**Material provided**:
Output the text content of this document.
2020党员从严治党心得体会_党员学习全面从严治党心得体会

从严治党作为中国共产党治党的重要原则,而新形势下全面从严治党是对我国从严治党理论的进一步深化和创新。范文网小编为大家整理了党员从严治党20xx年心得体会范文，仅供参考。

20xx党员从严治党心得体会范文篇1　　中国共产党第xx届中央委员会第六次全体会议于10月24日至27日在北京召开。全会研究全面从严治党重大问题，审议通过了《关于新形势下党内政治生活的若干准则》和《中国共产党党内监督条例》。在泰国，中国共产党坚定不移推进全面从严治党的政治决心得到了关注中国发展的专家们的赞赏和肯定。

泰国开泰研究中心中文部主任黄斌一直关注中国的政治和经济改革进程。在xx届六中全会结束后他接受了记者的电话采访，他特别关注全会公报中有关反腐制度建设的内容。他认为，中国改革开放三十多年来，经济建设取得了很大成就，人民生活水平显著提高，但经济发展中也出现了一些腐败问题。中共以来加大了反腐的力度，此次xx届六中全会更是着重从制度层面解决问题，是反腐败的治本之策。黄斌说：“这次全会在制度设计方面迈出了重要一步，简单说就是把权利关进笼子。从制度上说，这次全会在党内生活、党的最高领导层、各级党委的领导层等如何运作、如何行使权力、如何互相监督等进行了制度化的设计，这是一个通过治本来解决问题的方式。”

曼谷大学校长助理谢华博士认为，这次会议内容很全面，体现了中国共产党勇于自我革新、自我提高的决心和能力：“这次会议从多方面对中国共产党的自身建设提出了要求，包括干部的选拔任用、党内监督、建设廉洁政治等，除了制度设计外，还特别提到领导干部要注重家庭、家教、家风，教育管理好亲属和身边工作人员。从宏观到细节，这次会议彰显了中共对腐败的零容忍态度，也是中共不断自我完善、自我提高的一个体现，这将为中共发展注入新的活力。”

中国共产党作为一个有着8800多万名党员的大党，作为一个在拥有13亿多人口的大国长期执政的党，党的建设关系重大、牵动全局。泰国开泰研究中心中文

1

**Work to be completed**: Retype all the records, matching them exactly.

**Answer to the task**:
Output the text content of this document.
2020党员从严治党心得体会_党员学习全面从严治党心得体会

从严治党作为中国共产党治党的重要原则,而新形势下全面从严治党是对我国从严治党理论的进一步深化和创新。范文网小编为大家整理了党员从严治党20xx年心得体会范文，仅供参考。

20xx党员从严治党心得体会范文篇1　　中国共产党第xx届中央委员会第六次全体会议于10月24日至27日在北京召开。全会研究全面从严治党重大问题，审议通过了《关于新形势下党内政治生活的若干准则》和《中国共产党党内监督条例》。在泰国，中国共产党坚定不移推进全面从严治党的政治决心得到了关注中国发展的专家们的赞赏和肯定。

泰国开泰研究中心中文部主任黄斌一直关注中国的政治和经济改革进程。在xx届六中全会结束后他接受了记者的电话采访，他特别关注全会公报中有关反腐制度建设的内容。他认为，中国改革开放三十多年来，经济建设取得了很大成就，人民生活水平显著提高，但经济发展中也出现了一些腐败问题。中共以来加大了反腐的力度，此次xx届六中全会更是着重从制度层面解决问题，是反腐败的治本之策。黄斌说：“这次全会在制度设计方面迈出了重要一步，简单说就是把权利关进笼子。从制度上说，这次全会在党内生活、党的最高领导层、各级党委的领导层等如何运作、如何行使权力、如何互相监督等进行了制度化的设计，这是一个通过治本来解决问题的方式。”

曼谷大学校长助理谢华博士认为，这次会议内容很全面，体现了中国共产党勇于自我革新、自我提高的决心和能力：“这次会议从多方面对中国共产党的自身建设提出了要求，包括干部的选拔任用、党内监督、建设廉洁政治等，除了制度设计外，还特别提到领导干部要注重家庭、家教、家风，教育管理好亲属和身边工作人员。从宏观到细节，这次会议彰显了中共对腐败的零容忍态度，也是中共不断自我完善、自我提高的一个体现，这将为中共发展注入新的活力。”

中国共产党作为一个有着8800多万名党员的大党，作为一个在拥有13亿多人口的大国长期执政的党，党的建设关系重大、牵动全局。泰国开泰研究中心中文

1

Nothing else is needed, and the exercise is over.